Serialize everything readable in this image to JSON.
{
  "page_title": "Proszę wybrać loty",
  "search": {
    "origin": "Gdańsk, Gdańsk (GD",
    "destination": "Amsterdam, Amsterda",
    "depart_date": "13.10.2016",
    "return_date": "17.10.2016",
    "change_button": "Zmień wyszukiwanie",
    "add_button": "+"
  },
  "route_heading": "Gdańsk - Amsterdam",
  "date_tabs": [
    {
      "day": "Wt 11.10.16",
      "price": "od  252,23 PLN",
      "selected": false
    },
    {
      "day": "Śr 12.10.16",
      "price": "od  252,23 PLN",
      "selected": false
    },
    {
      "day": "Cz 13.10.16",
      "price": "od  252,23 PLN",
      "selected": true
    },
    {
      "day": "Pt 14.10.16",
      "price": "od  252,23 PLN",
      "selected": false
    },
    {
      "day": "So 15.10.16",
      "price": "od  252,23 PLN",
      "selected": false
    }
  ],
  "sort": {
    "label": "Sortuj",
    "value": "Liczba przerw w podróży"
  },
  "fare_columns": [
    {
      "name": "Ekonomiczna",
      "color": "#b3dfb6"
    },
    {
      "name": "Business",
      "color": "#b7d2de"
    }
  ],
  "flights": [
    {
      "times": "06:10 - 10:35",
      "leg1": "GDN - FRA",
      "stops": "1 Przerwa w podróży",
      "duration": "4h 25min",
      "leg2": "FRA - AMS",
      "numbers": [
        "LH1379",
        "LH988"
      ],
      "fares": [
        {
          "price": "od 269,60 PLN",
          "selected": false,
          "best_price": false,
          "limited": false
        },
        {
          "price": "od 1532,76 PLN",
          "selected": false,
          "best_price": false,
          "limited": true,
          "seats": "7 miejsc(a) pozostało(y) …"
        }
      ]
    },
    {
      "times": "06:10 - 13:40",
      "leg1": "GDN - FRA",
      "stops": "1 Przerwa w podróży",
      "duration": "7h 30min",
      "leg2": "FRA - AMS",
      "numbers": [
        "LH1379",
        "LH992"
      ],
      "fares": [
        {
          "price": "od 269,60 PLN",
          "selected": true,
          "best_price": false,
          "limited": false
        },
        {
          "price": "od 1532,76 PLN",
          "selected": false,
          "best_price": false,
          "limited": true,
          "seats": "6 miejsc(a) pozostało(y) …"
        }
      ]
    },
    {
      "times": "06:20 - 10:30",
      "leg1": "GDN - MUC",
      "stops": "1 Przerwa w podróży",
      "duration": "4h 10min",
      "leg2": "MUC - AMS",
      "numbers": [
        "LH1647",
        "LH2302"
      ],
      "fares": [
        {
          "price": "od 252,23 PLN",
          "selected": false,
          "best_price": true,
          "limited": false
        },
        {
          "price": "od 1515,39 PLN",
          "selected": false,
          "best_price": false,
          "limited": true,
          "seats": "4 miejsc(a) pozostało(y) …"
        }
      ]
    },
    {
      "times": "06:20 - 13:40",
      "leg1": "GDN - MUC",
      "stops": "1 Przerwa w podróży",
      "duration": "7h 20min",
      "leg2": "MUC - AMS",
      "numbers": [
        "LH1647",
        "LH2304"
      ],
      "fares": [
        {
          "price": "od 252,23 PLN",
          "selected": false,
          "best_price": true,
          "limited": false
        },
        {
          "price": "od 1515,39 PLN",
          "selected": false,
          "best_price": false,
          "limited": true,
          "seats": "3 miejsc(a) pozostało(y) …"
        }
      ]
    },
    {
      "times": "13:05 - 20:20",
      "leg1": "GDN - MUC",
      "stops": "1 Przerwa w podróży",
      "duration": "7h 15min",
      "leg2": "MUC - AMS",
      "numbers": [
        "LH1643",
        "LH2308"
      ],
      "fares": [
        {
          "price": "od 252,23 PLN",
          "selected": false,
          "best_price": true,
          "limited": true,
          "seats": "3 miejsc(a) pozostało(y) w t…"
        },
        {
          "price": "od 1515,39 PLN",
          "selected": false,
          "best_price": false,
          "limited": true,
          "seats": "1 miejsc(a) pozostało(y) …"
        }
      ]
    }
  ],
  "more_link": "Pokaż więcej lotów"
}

------

**Exercise prompt**:
Take every line that includes the string "Gdańsk" and copy it.

**Exercise solution**:
    "origin": "Gdańsk, Gdańsk (GD",
  "route_heading": "Gdańsk - Amsterdam",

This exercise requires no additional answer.